## Begin Exercise material

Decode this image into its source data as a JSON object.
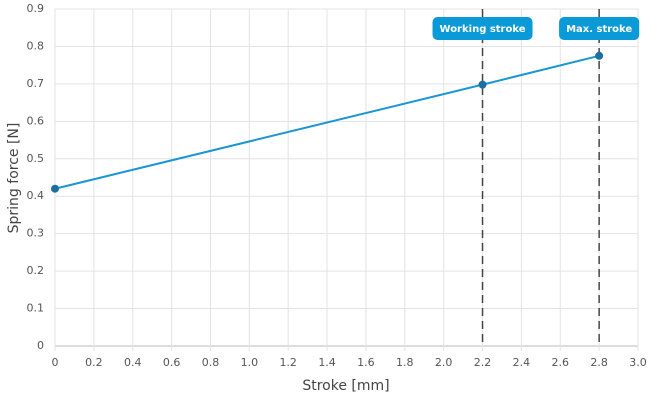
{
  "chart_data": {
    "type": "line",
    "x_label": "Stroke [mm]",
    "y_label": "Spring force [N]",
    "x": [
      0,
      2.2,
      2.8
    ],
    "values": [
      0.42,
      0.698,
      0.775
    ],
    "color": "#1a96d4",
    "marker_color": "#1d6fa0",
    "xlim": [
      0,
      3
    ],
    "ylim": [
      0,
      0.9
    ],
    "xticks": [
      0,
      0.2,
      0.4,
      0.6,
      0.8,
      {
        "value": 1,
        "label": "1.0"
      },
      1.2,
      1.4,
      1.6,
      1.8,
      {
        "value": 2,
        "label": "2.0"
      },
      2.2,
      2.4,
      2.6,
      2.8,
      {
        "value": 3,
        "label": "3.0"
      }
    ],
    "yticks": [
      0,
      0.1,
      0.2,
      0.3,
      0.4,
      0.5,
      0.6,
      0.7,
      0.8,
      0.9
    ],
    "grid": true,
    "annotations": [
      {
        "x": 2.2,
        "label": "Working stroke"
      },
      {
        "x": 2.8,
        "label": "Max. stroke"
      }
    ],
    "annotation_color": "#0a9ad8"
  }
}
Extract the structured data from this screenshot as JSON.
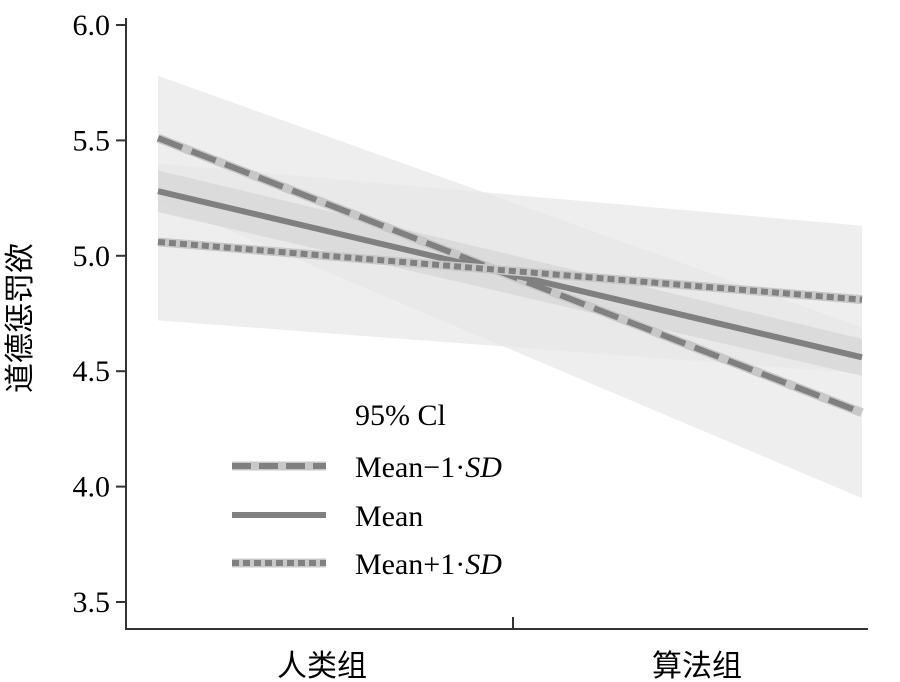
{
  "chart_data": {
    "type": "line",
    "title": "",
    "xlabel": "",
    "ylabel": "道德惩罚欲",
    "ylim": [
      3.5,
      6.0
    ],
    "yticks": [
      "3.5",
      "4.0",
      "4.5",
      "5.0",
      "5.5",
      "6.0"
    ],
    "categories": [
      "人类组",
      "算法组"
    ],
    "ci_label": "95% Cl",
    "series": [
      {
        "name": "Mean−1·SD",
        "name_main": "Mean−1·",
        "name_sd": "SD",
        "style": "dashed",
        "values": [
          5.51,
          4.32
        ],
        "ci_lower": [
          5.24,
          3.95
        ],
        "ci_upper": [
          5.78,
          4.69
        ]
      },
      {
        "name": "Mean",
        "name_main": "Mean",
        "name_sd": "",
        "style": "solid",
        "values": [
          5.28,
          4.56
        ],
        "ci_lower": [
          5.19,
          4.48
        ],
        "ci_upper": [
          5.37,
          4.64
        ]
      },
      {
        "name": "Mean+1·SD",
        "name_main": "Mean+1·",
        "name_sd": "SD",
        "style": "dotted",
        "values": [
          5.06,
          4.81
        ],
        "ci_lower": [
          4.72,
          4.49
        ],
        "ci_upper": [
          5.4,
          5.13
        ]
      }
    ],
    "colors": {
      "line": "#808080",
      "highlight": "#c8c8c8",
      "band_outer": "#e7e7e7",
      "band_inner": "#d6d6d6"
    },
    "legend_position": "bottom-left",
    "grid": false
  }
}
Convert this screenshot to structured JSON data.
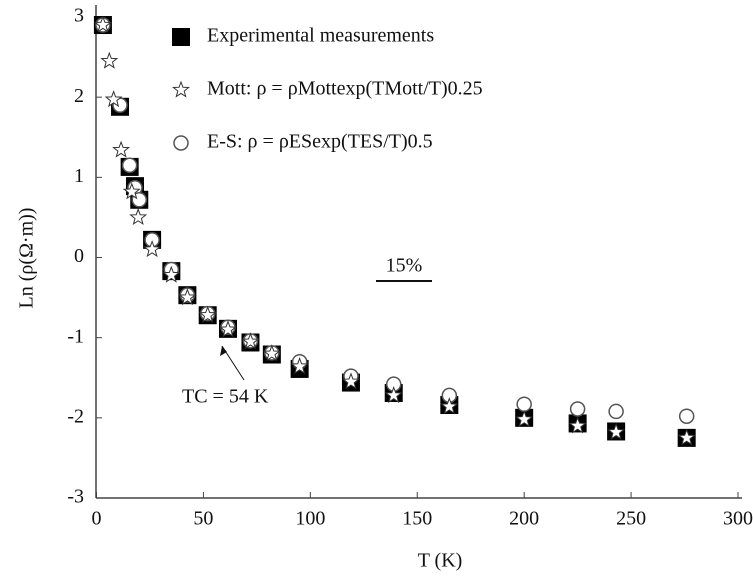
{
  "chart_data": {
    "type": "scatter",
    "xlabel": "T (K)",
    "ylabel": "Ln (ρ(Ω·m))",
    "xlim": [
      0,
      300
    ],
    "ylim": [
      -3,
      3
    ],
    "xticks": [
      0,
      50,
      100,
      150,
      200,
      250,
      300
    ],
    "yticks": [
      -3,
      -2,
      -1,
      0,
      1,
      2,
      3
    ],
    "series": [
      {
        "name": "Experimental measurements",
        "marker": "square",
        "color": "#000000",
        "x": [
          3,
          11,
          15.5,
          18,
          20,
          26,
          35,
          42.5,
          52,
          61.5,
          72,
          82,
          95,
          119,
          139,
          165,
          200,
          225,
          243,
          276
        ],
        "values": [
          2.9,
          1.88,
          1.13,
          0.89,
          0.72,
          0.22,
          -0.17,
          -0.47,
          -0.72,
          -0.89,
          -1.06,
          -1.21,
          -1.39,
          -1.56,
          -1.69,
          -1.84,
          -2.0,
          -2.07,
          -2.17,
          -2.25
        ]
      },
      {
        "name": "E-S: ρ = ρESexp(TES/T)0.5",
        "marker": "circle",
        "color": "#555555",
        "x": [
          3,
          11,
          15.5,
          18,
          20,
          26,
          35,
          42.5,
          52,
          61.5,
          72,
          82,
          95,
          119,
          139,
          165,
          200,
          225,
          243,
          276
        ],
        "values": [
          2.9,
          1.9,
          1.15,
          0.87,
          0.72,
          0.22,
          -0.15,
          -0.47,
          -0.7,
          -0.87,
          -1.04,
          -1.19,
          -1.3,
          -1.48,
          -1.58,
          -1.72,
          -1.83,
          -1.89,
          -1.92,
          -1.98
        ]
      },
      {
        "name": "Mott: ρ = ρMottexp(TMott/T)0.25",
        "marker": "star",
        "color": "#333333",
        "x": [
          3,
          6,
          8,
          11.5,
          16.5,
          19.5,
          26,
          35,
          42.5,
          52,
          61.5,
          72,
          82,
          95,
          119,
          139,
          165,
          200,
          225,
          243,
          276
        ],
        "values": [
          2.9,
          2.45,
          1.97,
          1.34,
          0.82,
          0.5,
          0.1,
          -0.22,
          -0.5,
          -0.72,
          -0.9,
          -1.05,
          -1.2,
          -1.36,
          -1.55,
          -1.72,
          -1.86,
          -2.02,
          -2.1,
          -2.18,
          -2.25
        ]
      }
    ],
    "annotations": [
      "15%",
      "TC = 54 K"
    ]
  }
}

## End Exercise material

### Exercise details
Exclude the images and reproduce the remaining data exactly.

### Solved exercise
Decode this image into its source data as a JSON object.
{
  "chart_data": {
    "type": "line",
    "x_label": "Stroke [mm]",
    "y_label": "Spring force [N]",
    "x": [
      0,
      2.2,
      2.8
    ],
    "values": [
      0.42,
      0.698,
      0.775
    ],
    "color": "#1a96d4",
    "marker_color": "#1d6fa0",
    "xlim": [
      0,
      3
    ],
    "ylim": [
      0,
      0.9
    ],
    "xticks": [
      0,
      0.2,
      0.4,
      0.6,
      0.8,
      {
        "value": 1,
        "label": "1.0"
      },
      1.2,
      1.4,
      1.6,
      1.8,
      {
        "value": 2,
        "label": "2.0"
      },
      2.2,
      2.4,
      2.6,
      2.8,
      {
        "value": 3,
        "label": "3.0"
      }
    ],
    "yticks": [
      0,
      0.1,
      0.2,
      0.3,
      0.4,
      0.5,
      0.6,
      0.7,
      0.8,
      0.9
    ],
    "grid": true,
    "annotations": [
      {
        "x": 2.2,
        "label": "Working stroke"
      },
      {
        "x": 2.8,
        "label": "Max. stroke"
      }
    ],
    "annotation_color": "#0a9ad8"
  }
}
Extract the structured data from this screenshot as JSON.
{
  "chart_data": {
    "type": "line",
    "title": "",
    "xlabel": "",
    "ylabel": "道德惩罚欲",
    "ylim": [
      3.5,
      6.0
    ],
    "yticks": [
      "3.5",
      "4.0",
      "4.5",
      "5.0",
      "5.5",
      "6.0"
    ],
    "categories": [
      "人类组",
      "算法组"
    ],
    "ci_label": "95% Cl",
    "series": [
      {
        "name": "Mean−1·SD",
        "name_main": "Mean−1·",
        "name_sd": "SD",
        "style": "dashed",
        "values": [
          5.51,
          4.32
        ],
        "ci_lower": [
          5.24,
          3.95
        ],
        "ci_upper": [
          5.78,
          4.69
        ]
      },
      {
        "name": "Mean",
        "name_main": "Mean",
        "name_sd": "",
        "style": "solid",
        "values": [
          5.28,
          4.56
        ],
        "ci_lower": [
          5.19,
          4.48
        ],
        "ci_upper": [
          5.37,
          4.64
        ]
      },
      {
        "name": "Mean+1·SD",
        "name_main": "Mean+1·",
        "name_sd": "SD",
        "style": "dotted",
        "values": [
          5.06,
          4.81
        ],
        "ci_lower": [
          4.72,
          4.49
        ],
        "ci_upper": [
          5.4,
          5.13
        ]
      }
    ],
    "colors": {
      "line": "#808080",
      "highlight": "#c8c8c8",
      "band_outer": "#e7e7e7",
      "band_inner": "#d6d6d6"
    },
    "legend_position": "bottom-left",
    "grid": false
  }
}
Convert this screenshot to structured JSON data.
{
  "chart_data": {
    "type": "scatter",
    "xlabel": "T (K)",
    "ylabel": "Ln (ρ(Ω·m))",
    "xlim": [
      0,
      300
    ],
    "ylim": [
      -3,
      3
    ],
    "xticks": [
      0,
      50,
      100,
      150,
      200,
      250,
      300
    ],
    "yticks": [
      -3,
      -2,
      -1,
      0,
      1,
      2,
      3
    ],
    "series": [
      {
        "name": "Experimental measurements",
        "marker": "square",
        "color": "#000000",
        "x": [
          3,
          11,
          15.5,
          18,
          20,
          26,
          35,
          42.5,
          52,
          61.5,
          72,
          82,
          95,
          119,
          139,
          165,
          200,
          225,
          243,
          276
        ],
        "values": [
          2.9,
          1.88,
          1.13,
          0.89,
          0.72,
          0.22,
          -0.17,
          -0.47,
          -0.72,
          -0.89,
          -1.06,
          -1.21,
          -1.39,
          -1.56,
          -1.69,
          -1.84,
          -2.0,
          -2.07,
          -2.17,
          -2.25
        ]
      },
      {
        "name": "E-S: ρ = ρESexp(TES/T)0.5",
        "marker": "circle",
        "color": "#555555",
        "x": [
          3,
          11,
          15.5,
          18,
          20,
          26,
          35,
          42.5,
          52,
          61.5,
          72,
          82,
          95,
          119,
          139,
          165,
          200,
          225,
          243,
          276
        ],
        "values": [
          2.9,
          1.9,
          1.15,
          0.87,
          0.72,
          0.22,
          -0.15,
          -0.47,
          -0.7,
          -0.87,
          -1.04,
          -1.19,
          -1.3,
          -1.48,
          -1.58,
          -1.72,
          -1.83,
          -1.89,
          -1.92,
          -1.98
        ]
      },
      {
        "name": "Mott: ρ = ρMottexp(TMott/T)0.25",
        "marker": "star",
        "color": "#333333",
        "x": [
          3,
          6,
          8,
          11.5,
          16.5,
          19.5,
          26,
          35,
          42.5,
          52,
          61.5,
          72,
          82,
          95,
          119,
          139,
          165,
          200,
          225,
          243,
          276
        ],
        "values": [
          2.9,
          2.45,
          1.97,
          1.34,
          0.82,
          0.5,
          0.1,
          -0.22,
          -0.5,
          -0.72,
          -0.9,
          -1.05,
          -1.2,
          -1.36,
          -1.55,
          -1.72,
          -1.86,
          -2.02,
          -2.1,
          -2.18,
          -2.25
        ]
      }
    ],
    "annotations": [
      "15%",
      "TC = 54 K"
    ]
  }
}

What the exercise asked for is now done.